» **AIM OF THE TASK**: Print the data exactly as it is given, please.

» **LISTING**:
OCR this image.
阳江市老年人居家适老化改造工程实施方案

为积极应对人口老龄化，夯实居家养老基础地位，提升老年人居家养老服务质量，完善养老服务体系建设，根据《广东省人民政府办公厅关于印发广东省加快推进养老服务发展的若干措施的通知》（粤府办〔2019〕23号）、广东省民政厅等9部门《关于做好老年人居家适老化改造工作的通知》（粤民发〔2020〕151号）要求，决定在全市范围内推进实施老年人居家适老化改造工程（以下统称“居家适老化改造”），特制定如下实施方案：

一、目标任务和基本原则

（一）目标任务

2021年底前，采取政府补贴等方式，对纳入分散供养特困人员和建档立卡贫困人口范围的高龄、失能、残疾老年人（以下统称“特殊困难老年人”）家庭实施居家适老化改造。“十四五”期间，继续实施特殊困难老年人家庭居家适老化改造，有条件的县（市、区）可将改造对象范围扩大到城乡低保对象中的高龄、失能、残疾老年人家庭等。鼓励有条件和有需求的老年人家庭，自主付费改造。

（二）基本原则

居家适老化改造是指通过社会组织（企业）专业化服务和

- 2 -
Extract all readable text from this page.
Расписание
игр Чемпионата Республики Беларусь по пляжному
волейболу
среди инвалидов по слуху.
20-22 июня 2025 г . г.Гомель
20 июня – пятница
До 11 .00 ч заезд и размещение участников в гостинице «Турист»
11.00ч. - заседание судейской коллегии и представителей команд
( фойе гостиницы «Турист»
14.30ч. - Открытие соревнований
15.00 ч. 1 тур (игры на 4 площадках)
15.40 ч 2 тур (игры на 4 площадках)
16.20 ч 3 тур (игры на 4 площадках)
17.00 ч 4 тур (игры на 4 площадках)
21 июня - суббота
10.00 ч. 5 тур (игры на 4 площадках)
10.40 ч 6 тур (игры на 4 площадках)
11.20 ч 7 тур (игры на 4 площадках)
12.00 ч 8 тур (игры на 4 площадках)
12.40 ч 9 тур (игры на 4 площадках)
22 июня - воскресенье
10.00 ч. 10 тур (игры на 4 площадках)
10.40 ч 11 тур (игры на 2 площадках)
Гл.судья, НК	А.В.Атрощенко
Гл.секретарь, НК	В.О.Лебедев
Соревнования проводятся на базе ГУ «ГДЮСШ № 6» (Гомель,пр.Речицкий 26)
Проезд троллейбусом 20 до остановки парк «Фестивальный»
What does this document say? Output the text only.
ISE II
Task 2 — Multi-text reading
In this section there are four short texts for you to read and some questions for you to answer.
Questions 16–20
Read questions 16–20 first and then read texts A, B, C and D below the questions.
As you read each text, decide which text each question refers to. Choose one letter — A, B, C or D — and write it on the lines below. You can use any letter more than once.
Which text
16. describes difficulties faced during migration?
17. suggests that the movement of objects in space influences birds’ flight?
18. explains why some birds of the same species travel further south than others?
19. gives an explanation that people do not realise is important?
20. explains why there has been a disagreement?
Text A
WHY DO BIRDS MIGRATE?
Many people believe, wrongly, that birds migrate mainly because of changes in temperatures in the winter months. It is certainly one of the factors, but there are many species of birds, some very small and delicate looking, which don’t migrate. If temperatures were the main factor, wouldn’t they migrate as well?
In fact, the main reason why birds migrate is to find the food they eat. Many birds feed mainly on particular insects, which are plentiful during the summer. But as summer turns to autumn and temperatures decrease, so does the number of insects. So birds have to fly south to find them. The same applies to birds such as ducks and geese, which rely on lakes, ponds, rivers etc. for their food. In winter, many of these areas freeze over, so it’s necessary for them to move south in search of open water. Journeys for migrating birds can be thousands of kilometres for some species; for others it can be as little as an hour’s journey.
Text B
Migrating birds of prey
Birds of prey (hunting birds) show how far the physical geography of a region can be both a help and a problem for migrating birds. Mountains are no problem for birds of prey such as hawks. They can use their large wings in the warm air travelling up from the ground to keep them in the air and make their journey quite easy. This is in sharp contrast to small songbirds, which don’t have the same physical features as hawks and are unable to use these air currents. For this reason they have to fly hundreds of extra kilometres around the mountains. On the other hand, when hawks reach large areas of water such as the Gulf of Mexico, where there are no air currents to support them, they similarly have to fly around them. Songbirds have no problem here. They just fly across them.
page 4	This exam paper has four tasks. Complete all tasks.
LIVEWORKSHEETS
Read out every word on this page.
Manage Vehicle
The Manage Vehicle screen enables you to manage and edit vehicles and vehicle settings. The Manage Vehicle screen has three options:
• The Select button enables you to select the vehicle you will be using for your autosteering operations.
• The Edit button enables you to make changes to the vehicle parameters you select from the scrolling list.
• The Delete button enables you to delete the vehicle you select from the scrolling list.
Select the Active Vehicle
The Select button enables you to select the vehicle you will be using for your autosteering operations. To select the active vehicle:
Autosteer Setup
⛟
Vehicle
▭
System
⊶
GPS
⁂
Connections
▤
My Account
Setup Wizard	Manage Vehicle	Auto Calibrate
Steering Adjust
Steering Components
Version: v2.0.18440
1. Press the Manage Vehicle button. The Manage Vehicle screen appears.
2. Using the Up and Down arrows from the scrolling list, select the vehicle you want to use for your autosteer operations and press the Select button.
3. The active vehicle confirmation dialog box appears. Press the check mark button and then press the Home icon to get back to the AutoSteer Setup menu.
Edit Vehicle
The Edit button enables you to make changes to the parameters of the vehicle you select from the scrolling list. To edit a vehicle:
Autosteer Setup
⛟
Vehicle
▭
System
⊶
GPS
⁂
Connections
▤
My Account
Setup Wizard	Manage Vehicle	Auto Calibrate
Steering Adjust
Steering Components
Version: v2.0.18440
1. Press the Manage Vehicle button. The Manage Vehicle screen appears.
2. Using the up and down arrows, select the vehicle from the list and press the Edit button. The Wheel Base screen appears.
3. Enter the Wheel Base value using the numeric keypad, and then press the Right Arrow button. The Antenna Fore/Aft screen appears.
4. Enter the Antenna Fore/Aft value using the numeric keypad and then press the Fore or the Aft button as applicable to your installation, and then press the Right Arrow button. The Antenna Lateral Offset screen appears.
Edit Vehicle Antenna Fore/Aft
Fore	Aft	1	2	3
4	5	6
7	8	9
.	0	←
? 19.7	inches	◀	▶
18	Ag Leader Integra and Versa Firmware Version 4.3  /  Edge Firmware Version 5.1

» **ANSWER FOR THE TASK**:
OCR this image.
阳江市老年人居家适老化改造工程实施方案

为积极应对人口老龄化，夯实居家养老基础地位，提升老年人居家养老服务质量，完善养老服务体系建设，根据《广东省人民政府办公厅关于印发广东省加快推进养老服务发展的若干措施的通知》（粤府办〔2019〕23号）、广东省民政厅等9部门《关于做好老年人居家适老化改造工作的通知》（粤民发〔2020〕151号）要求，决定在全市范围内推进实施老年人居家适老化改造工程（以下统称“居家适老化改造”），特制定如下实施方案：

一、目标任务和基本原则

（一）目标任务

2021年底前，采取政府补贴等方式，对纳入分散供养特困人员和建档立卡贫困人口范围的高龄、失能、残疾老年人（以下统称“特殊困难老年人”）家庭实施居家适老化改造。“十四五”期间，继续实施特殊困难老年人家庭居家适老化改造，有条件的县（市、区）可将改造对象范围扩大到城乡低保对象中的高龄、失能、残疾老年人家庭等。鼓励有条件和有需求的老年人家庭，自主付费改造。

（二）基本原则

居家适老化改造是指通过社会组织（企业）专业化服务和

- 2 -
Extract all readable text from this page.
Расписание
игр Чемпионата Республики Беларусь по пляжному
волейболу
среди инвалидов по слуху.
20-22 июня 2025 г . г.Гомель
20 июня – пятница
До 11 .00 ч заезд и размещение участников в гостинице «Турист»
11.00ч. - заседание судейской коллегии и представителей команд
( фойе гостиницы «Турист»
14.30ч. - Открытие соревнований
15.00 ч. 1 тур (игры на 4 площадках)
15.40 ч 2 тур (игры на 4 площадках)
16.20 ч 3 тур (игры на 4 площадках)
17.00 ч 4 тур (игры на 4 площадках)
21 июня - суббота
10.00 ч. 5 тур (игры на 4 площадках)
10.40 ч 6 тур (игры на 4 площадках)
11.20 ч 7 тур (игры на 4 площадках)
12.00 ч 8 тур (игры на 4 площадках)
12.40 ч 9 тур (игры на 4 площадках)
22 июня - воскресенье
10.00 ч. 10 тур (игры на 4 площадках)
10.40 ч 11 тур (игры на 2 площадках)
Гл.судья, НК	А.В.Атрощенко
Гл.секретарь, НК	В.О.Лебедев
Соревнования проводятся на базе ГУ «ГДЮСШ № 6» (Гомель,пр.Речицкий 26)
Проезд троллейбусом 20 до остановки парк «Фестивальный»
What does this document say? Output the text only.
ISE II
Task 2 — Multi-text reading
In this section there are four short texts for you to read and some questions for you to answer.
Questions 16–20
Read questions 16–20 first and then read texts A, B, C and D below the questions.
As you read each text, decide which text each question refers to. Choose one letter — A, B, C or D — and write it on the lines below. You can use any letter more than once.
Which text
16. describes difficulties faced during migration?
17. suggests that the movement of objects in space influences birds’ flight?
18. explains why some birds of the same species travel further south than others?
19. gives an explanation that people do not realise is important?
20. explains why there has been a disagreement?
Text A
WHY DO BIRDS MIGRATE?
Many people believe, wrongly, that birds migrate mainly because of changes in temperatures in the winter months. It is certainly one of the factors, but there are many species of birds, some very small and delicate looking, which don’t migrate. If temperatures were the main factor, wouldn’t they migrate as well?
In fact, the main reason why birds migrate is to find the food they eat. Many birds feed mainly on particular insects, which are plentiful during the summer. But as summer turns to autumn and temperatures decrease, so does the number of insects. So birds have to fly south to find them. The same applies to birds such as ducks and geese, which rely on lakes, ponds, rivers etc. for their food. In winter, many of these areas freeze over, so it’s necessary for them to move south in search of open water. Journeys for migrating birds can be thousands of kilometres for some species; for others it can be as little as an hour’s journey.
Text B
Migrating birds of prey
Birds of prey (hunting birds) show how far the physical geography of a region can be both a help and a problem for migrating birds. Mountains are no problem for birds of prey such as hawks. They can use their large wings in the warm air travelling up from the ground to keep them in the air and make their journey quite easy. This is in sharp contrast to small songbirds, which don’t have the same physical features as hawks and are unable to use these air currents. For this reason they have to fly hundreds of extra kilometres around the mountains. On the other hand, when hawks reach large areas of water such as the Gulf of Mexico, where there are no air currents to support them, they similarly have to fly around them. Songbirds have no problem here. They just fly across them.
page 4	This exam paper has four tasks. Complete all tasks.
LIVEWORKSHEETS
Read out every word on this page.
Manage Vehicle
The Manage Vehicle screen enables you to manage and edit vehicles and vehicle settings. The Manage Vehicle screen has three options:
• The Select button enables you to select the vehicle you will be using for your autosteering operations.
• The Edit button enables you to make changes to the vehicle parameters you select from the scrolling list.
• The Delete button enables you to delete the vehicle you select from the scrolling list.
Select the Active Vehicle
The Select button enables you to select the vehicle you will be using for your autosteering operations. To select the active vehicle:
Autosteer Setup
⛟
Vehicle
▭
System
⊶
GPS
⁂
Connections
▤
My Account
Setup Wizard	Manage Vehicle	Auto Calibrate
Steering Adjust
Steering Components
Version: v2.0.18440
1. Press the Manage Vehicle button. The Manage Vehicle screen appears.
2. Using the Up and Down arrows from the scrolling list, select the vehicle you want to use for your autosteer operations and press the Select button.
3. The active vehicle confirmation dialog box appears. Press the check mark button and then press the Home icon to get back to the AutoSteer Setup menu.
Edit Vehicle
The Edit button enables you to make changes to the parameters of the vehicle you select from the scrolling list. To edit a vehicle:
Autosteer Setup
⛟
Vehicle
▭
System
⊶
GPS
⁂
Connections
▤
My Account
Setup Wizard	Manage Vehicle	Auto Calibrate
Steering Adjust
Steering Components
Version: v2.0.18440
1. Press the Manage Vehicle button. The Manage Vehicle screen appears.
2. Using the up and down arrows, select the vehicle from the list and press the Edit button. The Wheel Base screen appears.
3. Enter the Wheel Base value using the numeric keypad, and then press the Right Arrow button. The Antenna Fore/Aft screen appears.
4. Enter the Antenna Fore/Aft value using the numeric keypad and then press the Fore or the Aft button as applicable to your installation, and then press the Right Arrow button. The Antenna Lateral Offset screen appears.
Edit Vehicle Antenna Fore/Aft
Fore	Aft	1	2	3
4	5	6
7	8	9
.	0	←
? 19.7	inches	◀	▶
18	Ag Leader Integra and Versa Firmware Version 4.3  /  Edge Firmware Version 5.1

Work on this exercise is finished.